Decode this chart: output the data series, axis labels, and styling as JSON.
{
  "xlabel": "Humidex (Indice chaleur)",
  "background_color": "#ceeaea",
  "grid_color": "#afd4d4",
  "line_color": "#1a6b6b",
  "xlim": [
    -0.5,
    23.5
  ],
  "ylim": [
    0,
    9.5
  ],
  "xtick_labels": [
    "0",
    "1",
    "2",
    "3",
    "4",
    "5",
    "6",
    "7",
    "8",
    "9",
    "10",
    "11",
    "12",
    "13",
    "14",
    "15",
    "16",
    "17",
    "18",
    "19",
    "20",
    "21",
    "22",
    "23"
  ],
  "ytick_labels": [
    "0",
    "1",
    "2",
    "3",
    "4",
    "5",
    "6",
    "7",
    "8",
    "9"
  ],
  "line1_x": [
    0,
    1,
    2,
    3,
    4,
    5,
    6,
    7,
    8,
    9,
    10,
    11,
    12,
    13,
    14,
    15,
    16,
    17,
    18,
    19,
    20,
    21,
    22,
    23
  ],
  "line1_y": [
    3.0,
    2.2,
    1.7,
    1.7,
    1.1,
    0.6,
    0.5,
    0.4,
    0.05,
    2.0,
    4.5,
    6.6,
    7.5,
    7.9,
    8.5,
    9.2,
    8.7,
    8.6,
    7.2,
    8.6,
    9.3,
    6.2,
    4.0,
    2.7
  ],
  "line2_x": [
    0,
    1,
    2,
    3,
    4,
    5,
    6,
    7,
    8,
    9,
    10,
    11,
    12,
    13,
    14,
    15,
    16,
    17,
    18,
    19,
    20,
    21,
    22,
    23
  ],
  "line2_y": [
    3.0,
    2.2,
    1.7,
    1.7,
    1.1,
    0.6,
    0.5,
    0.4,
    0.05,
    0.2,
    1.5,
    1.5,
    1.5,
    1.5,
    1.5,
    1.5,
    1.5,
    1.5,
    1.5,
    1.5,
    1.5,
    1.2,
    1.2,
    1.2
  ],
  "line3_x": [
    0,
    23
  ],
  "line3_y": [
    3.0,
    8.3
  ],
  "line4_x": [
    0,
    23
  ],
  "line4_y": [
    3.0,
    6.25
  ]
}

...

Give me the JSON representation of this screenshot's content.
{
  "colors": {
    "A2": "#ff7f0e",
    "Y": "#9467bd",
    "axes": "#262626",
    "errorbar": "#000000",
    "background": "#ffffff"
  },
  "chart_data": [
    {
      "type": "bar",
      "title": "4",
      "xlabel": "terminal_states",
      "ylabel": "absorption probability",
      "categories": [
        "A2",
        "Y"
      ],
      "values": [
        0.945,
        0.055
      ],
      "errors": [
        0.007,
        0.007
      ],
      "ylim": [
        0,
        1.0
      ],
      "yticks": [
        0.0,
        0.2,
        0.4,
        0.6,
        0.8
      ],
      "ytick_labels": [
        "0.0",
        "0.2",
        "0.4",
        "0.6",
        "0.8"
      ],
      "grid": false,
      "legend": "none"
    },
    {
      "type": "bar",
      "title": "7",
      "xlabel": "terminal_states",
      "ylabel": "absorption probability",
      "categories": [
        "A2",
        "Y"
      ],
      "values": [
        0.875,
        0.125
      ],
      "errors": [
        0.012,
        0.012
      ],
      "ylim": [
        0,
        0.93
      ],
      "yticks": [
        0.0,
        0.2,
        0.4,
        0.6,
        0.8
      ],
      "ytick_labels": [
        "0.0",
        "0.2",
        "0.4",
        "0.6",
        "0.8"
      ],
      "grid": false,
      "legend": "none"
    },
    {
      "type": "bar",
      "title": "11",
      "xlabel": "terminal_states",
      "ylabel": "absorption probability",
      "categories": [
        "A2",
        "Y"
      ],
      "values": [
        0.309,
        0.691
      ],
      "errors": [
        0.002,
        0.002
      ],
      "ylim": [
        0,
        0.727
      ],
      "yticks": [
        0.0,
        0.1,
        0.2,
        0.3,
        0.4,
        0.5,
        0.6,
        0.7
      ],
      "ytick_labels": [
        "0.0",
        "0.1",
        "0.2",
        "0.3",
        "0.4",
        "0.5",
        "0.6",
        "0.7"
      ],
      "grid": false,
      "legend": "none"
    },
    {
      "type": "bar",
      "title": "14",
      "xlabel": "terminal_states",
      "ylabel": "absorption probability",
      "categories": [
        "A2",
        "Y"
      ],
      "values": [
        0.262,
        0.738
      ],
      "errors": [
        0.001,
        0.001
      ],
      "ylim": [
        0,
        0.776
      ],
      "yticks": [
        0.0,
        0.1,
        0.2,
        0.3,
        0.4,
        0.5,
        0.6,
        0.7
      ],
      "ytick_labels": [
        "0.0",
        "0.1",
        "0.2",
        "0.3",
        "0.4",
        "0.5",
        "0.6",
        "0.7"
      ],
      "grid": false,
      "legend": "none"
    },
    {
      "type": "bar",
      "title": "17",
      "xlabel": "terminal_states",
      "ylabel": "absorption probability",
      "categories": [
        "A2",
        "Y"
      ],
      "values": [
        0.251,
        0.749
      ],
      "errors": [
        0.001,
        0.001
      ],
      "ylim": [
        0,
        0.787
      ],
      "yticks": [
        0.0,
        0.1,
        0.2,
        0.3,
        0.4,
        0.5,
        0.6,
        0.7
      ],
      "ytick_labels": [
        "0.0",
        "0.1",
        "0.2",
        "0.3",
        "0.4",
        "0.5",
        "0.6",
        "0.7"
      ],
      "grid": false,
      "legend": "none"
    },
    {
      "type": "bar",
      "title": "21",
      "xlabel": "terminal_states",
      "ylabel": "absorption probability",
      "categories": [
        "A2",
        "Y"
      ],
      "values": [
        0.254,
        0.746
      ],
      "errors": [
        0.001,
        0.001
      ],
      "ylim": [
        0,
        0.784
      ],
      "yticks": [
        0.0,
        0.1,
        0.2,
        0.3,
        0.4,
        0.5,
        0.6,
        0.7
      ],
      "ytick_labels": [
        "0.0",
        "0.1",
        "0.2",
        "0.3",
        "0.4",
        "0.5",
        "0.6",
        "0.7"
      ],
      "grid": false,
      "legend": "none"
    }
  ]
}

--

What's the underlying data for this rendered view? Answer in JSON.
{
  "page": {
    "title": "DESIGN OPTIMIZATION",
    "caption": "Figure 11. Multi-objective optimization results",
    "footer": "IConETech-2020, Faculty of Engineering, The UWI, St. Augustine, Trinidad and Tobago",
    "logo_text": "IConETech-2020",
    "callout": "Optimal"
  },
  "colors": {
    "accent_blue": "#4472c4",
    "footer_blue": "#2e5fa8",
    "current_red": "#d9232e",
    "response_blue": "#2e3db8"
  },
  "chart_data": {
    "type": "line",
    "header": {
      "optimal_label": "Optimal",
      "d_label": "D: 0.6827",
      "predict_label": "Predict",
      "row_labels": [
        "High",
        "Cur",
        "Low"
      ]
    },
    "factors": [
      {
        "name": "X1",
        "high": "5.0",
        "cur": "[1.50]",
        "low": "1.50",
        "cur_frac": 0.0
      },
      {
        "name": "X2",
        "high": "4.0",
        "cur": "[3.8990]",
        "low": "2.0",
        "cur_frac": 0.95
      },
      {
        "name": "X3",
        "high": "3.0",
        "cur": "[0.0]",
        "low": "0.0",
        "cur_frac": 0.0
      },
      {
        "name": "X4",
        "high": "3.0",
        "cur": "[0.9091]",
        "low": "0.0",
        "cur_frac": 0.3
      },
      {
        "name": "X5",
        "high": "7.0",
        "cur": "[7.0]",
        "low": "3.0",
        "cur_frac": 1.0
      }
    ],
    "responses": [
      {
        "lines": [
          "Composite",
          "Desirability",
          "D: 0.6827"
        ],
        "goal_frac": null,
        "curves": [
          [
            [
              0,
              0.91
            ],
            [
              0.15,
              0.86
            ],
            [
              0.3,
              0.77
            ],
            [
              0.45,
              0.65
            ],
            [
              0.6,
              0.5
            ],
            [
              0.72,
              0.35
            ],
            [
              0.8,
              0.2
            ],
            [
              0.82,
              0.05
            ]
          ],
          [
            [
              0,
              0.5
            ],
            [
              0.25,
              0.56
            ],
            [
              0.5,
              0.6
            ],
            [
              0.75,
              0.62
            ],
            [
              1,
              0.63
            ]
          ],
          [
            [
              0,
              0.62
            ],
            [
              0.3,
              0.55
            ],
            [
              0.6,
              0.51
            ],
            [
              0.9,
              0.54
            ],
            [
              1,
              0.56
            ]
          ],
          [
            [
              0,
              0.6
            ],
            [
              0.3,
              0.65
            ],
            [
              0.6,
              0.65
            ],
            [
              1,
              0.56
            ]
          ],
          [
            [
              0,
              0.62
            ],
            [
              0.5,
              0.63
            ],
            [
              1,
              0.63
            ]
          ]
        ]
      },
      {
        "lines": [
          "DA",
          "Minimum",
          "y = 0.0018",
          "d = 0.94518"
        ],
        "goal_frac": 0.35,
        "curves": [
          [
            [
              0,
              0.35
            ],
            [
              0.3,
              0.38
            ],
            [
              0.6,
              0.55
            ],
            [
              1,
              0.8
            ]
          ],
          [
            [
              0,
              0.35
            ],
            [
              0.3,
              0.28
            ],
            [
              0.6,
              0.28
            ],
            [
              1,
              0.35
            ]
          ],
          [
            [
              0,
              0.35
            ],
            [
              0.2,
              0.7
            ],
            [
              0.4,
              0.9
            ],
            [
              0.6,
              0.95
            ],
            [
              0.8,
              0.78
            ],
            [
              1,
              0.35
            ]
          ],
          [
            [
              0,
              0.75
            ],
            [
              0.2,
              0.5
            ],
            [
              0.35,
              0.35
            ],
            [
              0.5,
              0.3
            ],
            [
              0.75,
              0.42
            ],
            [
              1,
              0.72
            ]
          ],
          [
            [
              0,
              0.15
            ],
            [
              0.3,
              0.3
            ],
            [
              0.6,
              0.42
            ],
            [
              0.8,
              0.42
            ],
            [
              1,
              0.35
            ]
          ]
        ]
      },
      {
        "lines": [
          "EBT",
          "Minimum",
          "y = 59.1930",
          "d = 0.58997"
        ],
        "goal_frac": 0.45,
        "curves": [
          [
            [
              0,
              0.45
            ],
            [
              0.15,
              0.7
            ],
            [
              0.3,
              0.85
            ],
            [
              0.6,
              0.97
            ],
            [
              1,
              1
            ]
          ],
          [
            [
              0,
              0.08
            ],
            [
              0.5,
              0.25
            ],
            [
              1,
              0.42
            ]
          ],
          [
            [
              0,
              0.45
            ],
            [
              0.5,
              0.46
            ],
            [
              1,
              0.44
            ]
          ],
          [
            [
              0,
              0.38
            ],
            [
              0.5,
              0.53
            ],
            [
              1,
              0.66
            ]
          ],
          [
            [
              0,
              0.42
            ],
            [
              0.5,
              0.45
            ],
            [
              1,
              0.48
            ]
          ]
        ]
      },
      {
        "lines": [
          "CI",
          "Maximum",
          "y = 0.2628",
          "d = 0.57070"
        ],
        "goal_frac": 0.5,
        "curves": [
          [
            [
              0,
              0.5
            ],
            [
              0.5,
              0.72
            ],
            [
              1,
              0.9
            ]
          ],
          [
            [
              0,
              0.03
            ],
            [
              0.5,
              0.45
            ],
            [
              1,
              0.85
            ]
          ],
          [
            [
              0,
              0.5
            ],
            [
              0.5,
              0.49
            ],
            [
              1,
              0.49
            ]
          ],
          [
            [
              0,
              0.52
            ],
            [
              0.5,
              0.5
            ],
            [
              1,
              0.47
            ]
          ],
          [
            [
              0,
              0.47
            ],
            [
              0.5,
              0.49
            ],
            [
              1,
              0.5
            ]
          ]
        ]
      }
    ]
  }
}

### WHAT IS BEING ASKED:
Each line above that includes "Optimal" should be shown.

### THE SOLUTION:
    "callout": "Optimal"
      "optimal_label": "Optimal",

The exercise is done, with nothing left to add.